* **Set problem**
All the data should come back exactly as it was given.

* **Given entries**
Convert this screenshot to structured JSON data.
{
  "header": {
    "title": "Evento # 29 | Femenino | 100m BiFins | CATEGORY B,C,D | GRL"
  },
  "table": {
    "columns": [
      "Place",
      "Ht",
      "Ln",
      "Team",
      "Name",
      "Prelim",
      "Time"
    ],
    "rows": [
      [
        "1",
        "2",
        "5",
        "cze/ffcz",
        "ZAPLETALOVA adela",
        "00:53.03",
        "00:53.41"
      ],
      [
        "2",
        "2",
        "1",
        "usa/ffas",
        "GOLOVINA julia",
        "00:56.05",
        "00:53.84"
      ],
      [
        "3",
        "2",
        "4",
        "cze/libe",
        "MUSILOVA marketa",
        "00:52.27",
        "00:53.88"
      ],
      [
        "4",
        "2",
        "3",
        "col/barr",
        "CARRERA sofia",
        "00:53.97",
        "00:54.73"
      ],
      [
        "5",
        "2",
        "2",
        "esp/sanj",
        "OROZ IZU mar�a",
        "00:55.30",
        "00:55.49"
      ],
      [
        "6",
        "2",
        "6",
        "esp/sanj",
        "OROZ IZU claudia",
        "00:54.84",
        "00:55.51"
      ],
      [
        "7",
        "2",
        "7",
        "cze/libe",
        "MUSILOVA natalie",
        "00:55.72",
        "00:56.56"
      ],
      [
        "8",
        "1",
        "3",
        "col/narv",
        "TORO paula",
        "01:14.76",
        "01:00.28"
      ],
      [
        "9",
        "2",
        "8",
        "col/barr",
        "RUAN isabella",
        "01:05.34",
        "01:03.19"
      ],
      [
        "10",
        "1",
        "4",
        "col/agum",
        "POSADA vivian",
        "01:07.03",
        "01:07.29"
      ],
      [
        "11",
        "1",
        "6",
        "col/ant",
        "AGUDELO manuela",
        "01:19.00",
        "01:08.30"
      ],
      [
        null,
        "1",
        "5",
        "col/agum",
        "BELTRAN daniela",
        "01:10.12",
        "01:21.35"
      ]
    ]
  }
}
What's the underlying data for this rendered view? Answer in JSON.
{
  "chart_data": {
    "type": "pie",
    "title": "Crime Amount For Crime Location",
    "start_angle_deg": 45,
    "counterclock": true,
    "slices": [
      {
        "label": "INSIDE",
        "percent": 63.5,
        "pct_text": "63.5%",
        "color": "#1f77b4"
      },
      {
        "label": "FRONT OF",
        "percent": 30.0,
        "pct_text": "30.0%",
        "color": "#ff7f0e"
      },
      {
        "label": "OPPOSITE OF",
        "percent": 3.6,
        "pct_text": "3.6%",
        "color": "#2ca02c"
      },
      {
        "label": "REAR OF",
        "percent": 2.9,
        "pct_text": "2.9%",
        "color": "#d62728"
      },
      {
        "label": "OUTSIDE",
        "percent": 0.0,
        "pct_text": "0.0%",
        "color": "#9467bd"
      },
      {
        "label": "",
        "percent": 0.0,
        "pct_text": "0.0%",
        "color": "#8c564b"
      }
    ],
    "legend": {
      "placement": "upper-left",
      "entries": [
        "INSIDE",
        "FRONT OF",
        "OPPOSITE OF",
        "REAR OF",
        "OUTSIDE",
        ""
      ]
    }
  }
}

* **Task answer**
Convert this screenshot to structured JSON data.
{
  "header": {
    "title": "Evento # 29 | Femenino | 100m BiFins | CATEGORY B,C,D | GRL"
  },
  "table": {
    "columns": [
      "Place",
      "Ht",
      "Ln",
      "Team",
      "Name",
      "Prelim",
      "Time"
    ],
    "rows": [
      [
        "1",
        "2",
        "5",
        "cze/ffcz",
        "ZAPLETALOVA adela",
        "00:53.03",
        "00:53.41"
      ],
      [
        "2",
        "2",
        "1",
        "usa/ffas",
        "GOLOVINA julia",
        "00:56.05",
        "00:53.84"
      ],
      [
        "3",
        "2",
        "4",
        "cze/libe",
        "MUSILOVA marketa",
        "00:52.27",
        "00:53.88"
      ],
      [
        "4",
        "2",
        "3",
        "col/barr",
        "CARRERA sofia",
        "00:53.97",
        "00:54.73"
      ],
      [
        "5",
        "2",
        "2",
        "esp/sanj",
        "OROZ IZU mar�a",
        "00:55.30",
        "00:55.49"
      ],
      [
        "6",
        "2",
        "6",
        "esp/sanj",
        "OROZ IZU claudia",
        "00:54.84",
        "00:55.51"
      ],
      [
        "7",
        "2",
        "7",
        "cze/libe",
        "MUSILOVA natalie",
        "00:55.72",
        "00:56.56"
      ],
      [
        "8",
        "1",
        "3",
        "col/narv",
        "TORO paula",
        "01:14.76",
        "01:00.28"
      ],
      [
        "9",
        "2",
        "8",
        "col/barr",
        "RUAN isabella",
        "01:05.34",
        "01:03.19"
      ],
      [
        "10",
        "1",
        "4",
        "col/agum",
        "POSADA vivian",
        "01:07.03",
        "01:07.29"
      ],
      [
        "11",
        "1",
        "6",
        "col/ant",
        "AGUDELO manuela",
        "01:19.00",
        "01:08.30"
      ],
      [
        null,
        "1",
        "5",
        "col/agum",
        "BELTRAN daniela",
        "01:10.12",
        "01:21.35"
      ]
    ]
  }
}
What's the underlying data for this rendered view? Answer in JSON.
{
  "chart_data": {
    "type": "pie",
    "title": "Crime Amount For Crime Location",
    "start_angle_deg": 45,
    "counterclock": true,
    "slices": [
      {
        "label": "INSIDE",
        "percent": 63.5,
        "pct_text": "63.5%",
        "color": "#1f77b4"
      },
      {
        "label": "FRONT OF",
        "percent": 30.0,
        "pct_text": "30.0%",
        "color": "#ff7f0e"
      },
      {
        "label": "OPPOSITE OF",
        "percent": 3.6,
        "pct_text": "3.6%",
        "color": "#2ca02c"
      },
      {
        "label": "REAR OF",
        "percent": 2.9,
        "pct_text": "2.9%",
        "color": "#d62728"
      },
      {
        "label": "OUTSIDE",
        "percent": 0.0,
        "pct_text": "0.0%",
        "color": "#9467bd"
      },
      {
        "label": "",
        "percent": 0.0,
        "pct_text": "0.0%",
        "color": "#8c564b"
      }
    ],
    "legend": {
      "placement": "upper-left",
      "entries": [
        "INSIDE",
        "FRONT OF",
        "OPPOSITE OF",
        "REAR OF",
        "OUTSIDE",
        ""
      ]
    }
  }
}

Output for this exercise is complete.